# Task details
Can you reproduce the data verbatim, starting at its first line and ending at the line that contains "table-row xyxy=(98,464,584,481)", with that line included?

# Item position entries
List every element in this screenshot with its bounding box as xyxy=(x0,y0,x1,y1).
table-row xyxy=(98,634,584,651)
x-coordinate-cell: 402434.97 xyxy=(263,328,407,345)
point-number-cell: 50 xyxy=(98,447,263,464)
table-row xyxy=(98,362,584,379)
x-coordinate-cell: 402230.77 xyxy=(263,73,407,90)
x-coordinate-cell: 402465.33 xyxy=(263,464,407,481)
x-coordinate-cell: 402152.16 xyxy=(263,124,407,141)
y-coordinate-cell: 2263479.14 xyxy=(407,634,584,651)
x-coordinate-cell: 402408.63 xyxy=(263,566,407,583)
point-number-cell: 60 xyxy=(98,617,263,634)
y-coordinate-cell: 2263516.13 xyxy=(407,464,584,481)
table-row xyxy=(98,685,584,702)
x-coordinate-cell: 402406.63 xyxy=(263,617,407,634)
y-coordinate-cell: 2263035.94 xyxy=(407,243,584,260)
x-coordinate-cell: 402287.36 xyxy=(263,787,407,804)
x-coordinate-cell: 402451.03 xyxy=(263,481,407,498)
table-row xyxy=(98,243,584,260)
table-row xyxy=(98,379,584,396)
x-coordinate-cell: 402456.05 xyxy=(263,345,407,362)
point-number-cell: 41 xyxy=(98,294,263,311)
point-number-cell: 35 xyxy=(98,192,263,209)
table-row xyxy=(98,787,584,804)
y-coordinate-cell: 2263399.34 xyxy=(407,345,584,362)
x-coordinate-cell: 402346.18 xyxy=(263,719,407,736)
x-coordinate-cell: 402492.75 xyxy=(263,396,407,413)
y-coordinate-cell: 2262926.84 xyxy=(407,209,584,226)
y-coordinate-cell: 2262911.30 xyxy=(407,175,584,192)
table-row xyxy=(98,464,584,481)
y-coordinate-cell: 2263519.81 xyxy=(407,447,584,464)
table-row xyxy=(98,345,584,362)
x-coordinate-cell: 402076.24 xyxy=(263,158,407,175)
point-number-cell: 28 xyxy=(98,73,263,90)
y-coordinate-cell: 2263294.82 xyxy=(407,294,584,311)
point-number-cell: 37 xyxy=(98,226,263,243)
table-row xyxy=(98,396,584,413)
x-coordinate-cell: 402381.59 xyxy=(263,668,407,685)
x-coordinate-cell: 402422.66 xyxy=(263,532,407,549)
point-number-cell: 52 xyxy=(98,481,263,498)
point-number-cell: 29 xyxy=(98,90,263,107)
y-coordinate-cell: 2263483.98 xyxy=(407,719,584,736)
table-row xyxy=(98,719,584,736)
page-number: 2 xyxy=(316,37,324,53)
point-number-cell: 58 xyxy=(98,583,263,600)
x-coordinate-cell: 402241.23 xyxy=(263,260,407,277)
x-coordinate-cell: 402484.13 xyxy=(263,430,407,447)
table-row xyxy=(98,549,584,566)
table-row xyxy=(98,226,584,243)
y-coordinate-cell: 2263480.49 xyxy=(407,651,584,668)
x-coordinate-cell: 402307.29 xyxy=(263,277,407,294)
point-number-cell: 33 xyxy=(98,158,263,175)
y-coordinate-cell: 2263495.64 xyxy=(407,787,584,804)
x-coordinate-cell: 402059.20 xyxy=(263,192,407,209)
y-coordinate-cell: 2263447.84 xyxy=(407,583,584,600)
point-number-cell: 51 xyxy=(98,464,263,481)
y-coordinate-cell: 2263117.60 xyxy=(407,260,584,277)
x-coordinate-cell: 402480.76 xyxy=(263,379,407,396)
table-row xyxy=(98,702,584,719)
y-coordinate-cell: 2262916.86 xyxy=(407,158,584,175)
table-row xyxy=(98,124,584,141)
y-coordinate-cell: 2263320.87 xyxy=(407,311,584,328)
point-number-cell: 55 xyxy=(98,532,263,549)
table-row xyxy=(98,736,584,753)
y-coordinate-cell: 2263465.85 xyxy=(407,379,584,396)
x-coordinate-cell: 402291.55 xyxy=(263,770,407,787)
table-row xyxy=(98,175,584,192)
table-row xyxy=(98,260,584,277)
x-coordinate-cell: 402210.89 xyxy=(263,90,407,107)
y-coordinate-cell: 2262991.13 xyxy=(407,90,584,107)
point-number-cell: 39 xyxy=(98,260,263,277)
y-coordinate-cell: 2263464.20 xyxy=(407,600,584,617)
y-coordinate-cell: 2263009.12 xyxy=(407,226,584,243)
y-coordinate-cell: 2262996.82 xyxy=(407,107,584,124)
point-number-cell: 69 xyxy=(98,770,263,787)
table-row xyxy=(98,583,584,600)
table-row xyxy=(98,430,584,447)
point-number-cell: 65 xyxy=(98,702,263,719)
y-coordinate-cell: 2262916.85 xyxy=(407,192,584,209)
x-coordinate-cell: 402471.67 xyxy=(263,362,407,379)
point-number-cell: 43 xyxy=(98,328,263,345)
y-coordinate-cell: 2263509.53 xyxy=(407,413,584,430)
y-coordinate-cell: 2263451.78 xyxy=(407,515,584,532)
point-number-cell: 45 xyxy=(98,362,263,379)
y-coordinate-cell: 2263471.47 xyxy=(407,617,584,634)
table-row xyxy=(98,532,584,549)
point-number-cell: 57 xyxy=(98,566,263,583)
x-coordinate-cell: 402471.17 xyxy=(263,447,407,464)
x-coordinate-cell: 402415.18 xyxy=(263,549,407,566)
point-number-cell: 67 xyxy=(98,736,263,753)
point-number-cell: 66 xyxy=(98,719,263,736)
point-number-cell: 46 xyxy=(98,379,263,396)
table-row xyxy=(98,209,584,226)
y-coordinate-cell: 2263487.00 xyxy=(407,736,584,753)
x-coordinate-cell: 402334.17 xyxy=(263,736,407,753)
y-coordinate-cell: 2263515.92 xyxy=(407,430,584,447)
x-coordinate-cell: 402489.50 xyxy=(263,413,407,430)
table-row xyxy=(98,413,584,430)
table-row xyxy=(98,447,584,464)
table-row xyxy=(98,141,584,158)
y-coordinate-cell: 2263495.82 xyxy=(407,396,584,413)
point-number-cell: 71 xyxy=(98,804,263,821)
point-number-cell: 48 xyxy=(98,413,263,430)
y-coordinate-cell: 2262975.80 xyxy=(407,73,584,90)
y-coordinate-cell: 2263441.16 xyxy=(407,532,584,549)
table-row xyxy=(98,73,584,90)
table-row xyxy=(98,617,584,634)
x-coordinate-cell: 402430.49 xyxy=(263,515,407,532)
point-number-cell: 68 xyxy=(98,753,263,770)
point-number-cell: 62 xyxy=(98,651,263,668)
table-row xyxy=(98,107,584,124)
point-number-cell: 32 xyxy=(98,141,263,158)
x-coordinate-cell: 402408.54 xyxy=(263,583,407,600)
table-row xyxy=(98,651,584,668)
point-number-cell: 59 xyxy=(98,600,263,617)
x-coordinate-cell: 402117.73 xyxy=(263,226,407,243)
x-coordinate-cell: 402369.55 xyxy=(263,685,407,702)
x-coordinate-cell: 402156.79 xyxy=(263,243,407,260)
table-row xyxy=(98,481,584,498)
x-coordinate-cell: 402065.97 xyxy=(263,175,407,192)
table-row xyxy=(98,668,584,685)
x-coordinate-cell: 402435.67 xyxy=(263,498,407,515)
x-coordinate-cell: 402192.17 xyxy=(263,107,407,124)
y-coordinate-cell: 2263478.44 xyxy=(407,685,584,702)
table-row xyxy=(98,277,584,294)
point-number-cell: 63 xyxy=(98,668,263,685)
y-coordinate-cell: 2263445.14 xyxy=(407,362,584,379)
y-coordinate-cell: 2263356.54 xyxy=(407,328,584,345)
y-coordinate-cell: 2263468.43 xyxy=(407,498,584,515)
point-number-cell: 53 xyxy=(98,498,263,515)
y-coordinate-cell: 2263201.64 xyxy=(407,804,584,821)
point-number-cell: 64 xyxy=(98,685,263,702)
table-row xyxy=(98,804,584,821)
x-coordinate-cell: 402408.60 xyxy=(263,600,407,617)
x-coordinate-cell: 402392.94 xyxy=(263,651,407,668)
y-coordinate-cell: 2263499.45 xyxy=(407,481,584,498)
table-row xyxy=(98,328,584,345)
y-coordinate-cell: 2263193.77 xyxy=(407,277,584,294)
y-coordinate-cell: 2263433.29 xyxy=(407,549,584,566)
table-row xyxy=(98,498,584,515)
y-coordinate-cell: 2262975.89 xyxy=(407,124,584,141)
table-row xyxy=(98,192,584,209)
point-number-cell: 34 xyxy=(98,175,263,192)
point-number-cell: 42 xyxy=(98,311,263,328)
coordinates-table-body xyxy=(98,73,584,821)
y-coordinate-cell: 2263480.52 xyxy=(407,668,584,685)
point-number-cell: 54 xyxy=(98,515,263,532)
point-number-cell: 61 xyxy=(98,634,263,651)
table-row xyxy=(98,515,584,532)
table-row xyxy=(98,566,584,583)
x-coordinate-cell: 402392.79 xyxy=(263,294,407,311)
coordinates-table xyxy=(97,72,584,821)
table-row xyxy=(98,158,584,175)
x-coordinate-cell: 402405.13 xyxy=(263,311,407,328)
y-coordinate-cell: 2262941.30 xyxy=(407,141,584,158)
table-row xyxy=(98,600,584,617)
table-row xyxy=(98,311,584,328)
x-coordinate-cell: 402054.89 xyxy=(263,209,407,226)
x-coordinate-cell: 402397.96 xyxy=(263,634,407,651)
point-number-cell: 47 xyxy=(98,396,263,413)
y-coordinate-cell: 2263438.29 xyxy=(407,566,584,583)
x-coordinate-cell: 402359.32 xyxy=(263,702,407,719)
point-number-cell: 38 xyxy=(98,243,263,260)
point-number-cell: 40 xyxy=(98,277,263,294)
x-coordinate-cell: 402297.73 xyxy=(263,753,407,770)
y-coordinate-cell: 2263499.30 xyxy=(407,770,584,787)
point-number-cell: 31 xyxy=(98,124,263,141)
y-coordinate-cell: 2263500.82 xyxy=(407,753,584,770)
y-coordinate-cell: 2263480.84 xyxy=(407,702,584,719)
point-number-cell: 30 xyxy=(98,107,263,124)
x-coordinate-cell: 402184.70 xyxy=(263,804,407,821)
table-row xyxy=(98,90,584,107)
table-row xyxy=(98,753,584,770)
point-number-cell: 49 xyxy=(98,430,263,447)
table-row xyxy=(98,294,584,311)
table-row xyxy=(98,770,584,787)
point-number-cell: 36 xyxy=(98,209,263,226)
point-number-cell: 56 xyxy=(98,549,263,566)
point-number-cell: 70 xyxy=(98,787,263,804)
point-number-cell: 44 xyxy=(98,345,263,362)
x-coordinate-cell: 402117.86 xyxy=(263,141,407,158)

# Reply
List every element in this screenshot with its bounding box as xyxy=(x0,y0,x1,y1).
table-row xyxy=(98,634,584,651)
x-coordinate-cell: 402434.97 xyxy=(263,328,407,345)
point-number-cell: 50 xyxy=(98,447,263,464)
table-row xyxy=(98,362,584,379)
x-coordinate-cell: 402230.77 xyxy=(263,73,407,90)
x-coordinate-cell: 402465.33 xyxy=(263,464,407,481)
x-coordinate-cell: 402152.16 xyxy=(263,124,407,141)
y-coordinate-cell: 2263479.14 xyxy=(407,634,584,651)
x-coordinate-cell: 402408.63 xyxy=(263,566,407,583)
point-number-cell: 60 xyxy=(98,617,263,634)
y-coordinate-cell: 2263516.13 xyxy=(407,464,584,481)
table-row xyxy=(98,685,584,702)
x-coordinate-cell: 402406.63 xyxy=(263,617,407,634)
y-coordinate-cell: 2263035.94 xyxy=(407,243,584,260)
x-coordinate-cell: 402287.36 xyxy=(263,787,407,804)
x-coordinate-cell: 402451.03 xyxy=(263,481,407,498)
table-row xyxy=(98,243,584,260)
table-row xyxy=(98,379,584,396)
x-coordinate-cell: 402456.05 xyxy=(263,345,407,362)
point-number-cell: 41 xyxy=(98,294,263,311)
point-number-cell: 35 xyxy=(98,192,263,209)
table-row xyxy=(98,787,584,804)
y-coordinate-cell: 2263399.34 xyxy=(407,345,584,362)
x-coordinate-cell: 402346.18 xyxy=(263,719,407,736)
x-coordinate-cell: 402492.75 xyxy=(263,396,407,413)
y-coordinate-cell: 2262926.84 xyxy=(407,209,584,226)
y-coordinate-cell: 2262911.30 xyxy=(407,175,584,192)
table-row xyxy=(98,464,584,481)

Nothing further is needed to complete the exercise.